Extracted data entries »
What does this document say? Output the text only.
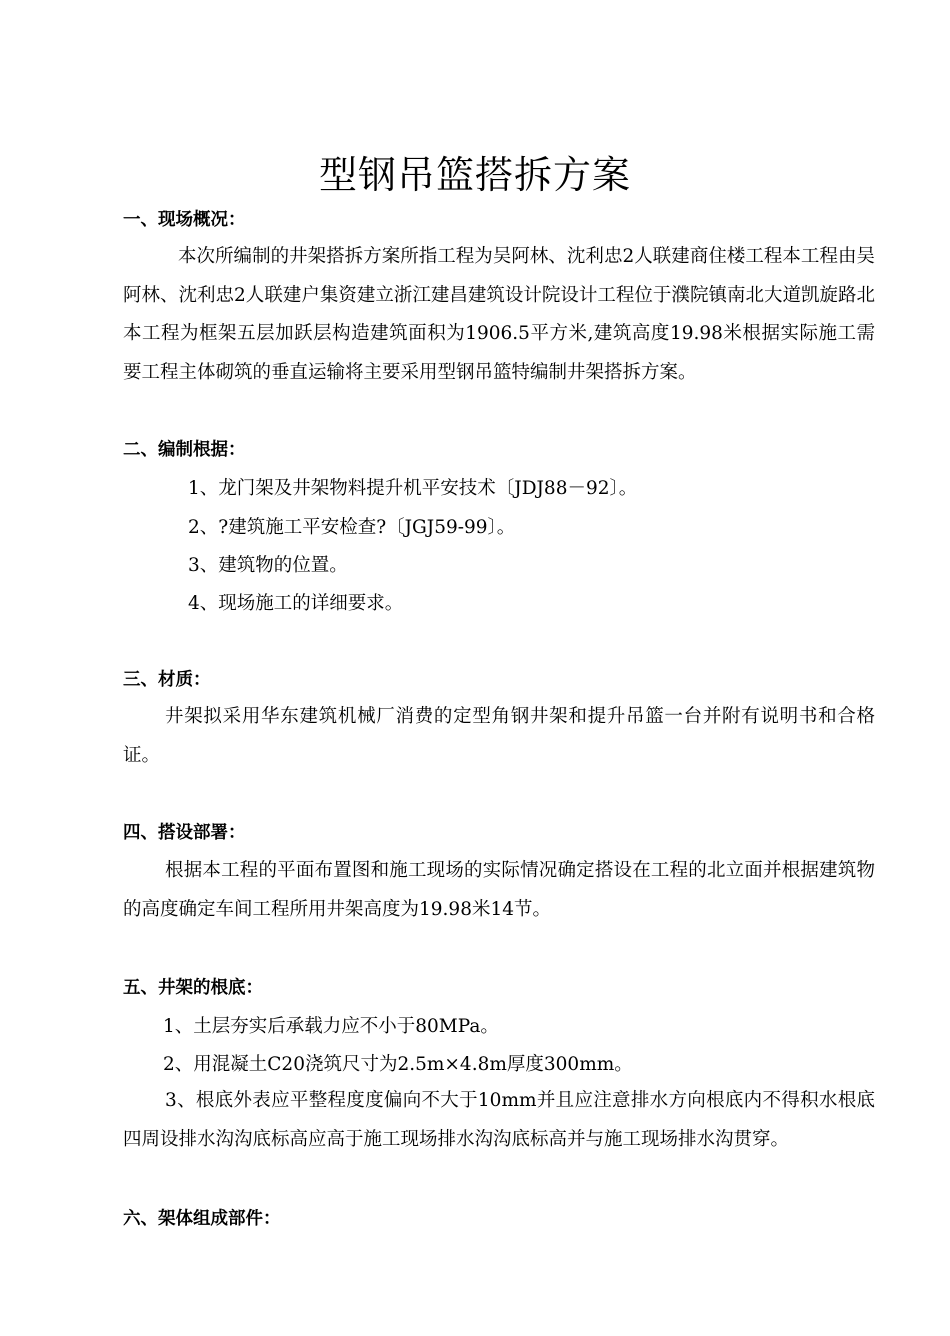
型钢吊篮搭拆方案
一、现场概况：

本次所编制的井架搭拆方案所指工程为吴阿林、沈利忠2人联建商住楼工程本工程由吴阿林、沈利忠2人联建户集资建立浙江建昌建筑设计院设计工程位于濮院镇南北大道凯旋路北本工程为框架五层加跃层构造建筑面积为1906.5平方米,建筑高度19.98米根据实际施工需要工程主体砌筑的垂直运输将主要采用型钢吊篮特编制井架搭拆方案。

二、编制根据：
1、龙门架及井架物料提升机平安技术〔JDJ88－92〕。
2、?建筑施工平安检查?〔JGJ59-99〕。
3、建筑物的位置。
4、现场施工的详细要求。
三、材质：

井架拟采用华东建筑机械厂消费的定型角钢井架和提升吊篮一台并附有说明书和合格证。

四、搭设部署：

根据本工程的平面布置图和施工现场的实际情况确定搭设在工程的北立面并根据建筑物的高度确定车间工程所用井架高度为19.98米14节。

五、井架的根底：
1、土层夯实后承载力应不小于80MPa。
2、用混凝土C20浇筑尺寸为2.5m×4.8m厚度300mm。

3、根底外表应平整程度度偏向不大于10mm并且应注意排水方向根底内不得积水根底四周设排水沟沟底标高应高于施工现场排水沟沟底标高并与施工现场排水沟贯穿。

六、架体组成部件：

Short exercise » Write out each line of the data exactly; the images should be left out.

Expected output »
What does this document say? Output the text only.
型钢吊篮搭拆方案
一、现场概况：

本次所编制的井架搭拆方案所指工程为吴阿林、沈利忠2人联建商住楼工程本工程由吴阿林、沈利忠2人联建户集资建立浙江建昌建筑设计院设计工程位于濮院镇南北大道凯旋路北本工程为框架五层加跃层构造建筑面积为1906.5平方米,建筑高度19.98米根据实际施工需要工程主体砌筑的垂直运输将主要采用型钢吊篮特编制井架搭拆方案。

二、编制根据：
1、龙门架及井架物料提升机平安技术〔JDJ88－92〕。
2、?建筑施工平安检查?〔JGJ59-99〕。
3、建筑物的位置。
4、现场施工的详细要求。
三、材质：

井架拟采用华东建筑机械厂消费的定型角钢井架和提升吊篮一台并附有说明书和合格证。

四、搭设部署：

根据本工程的平面布置图和施工现场的实际情况确定搭设在工程的北立面并根据建筑物的高度确定车间工程所用井架高度为19.98米14节。

五、井架的根底：
1、土层夯实后承载力应不小于80MPa。
2、用混凝土C20浇筑尺寸为2.5m×4.8m厚度300mm。

3、根底外表应平整程度度偏向不大于10mm并且应注意排水方向根底内不得积水根底四周设排水沟沟底标高应高于施工现场排水沟沟底标高并与施工现场排水沟贯穿。

六、架体组成部件：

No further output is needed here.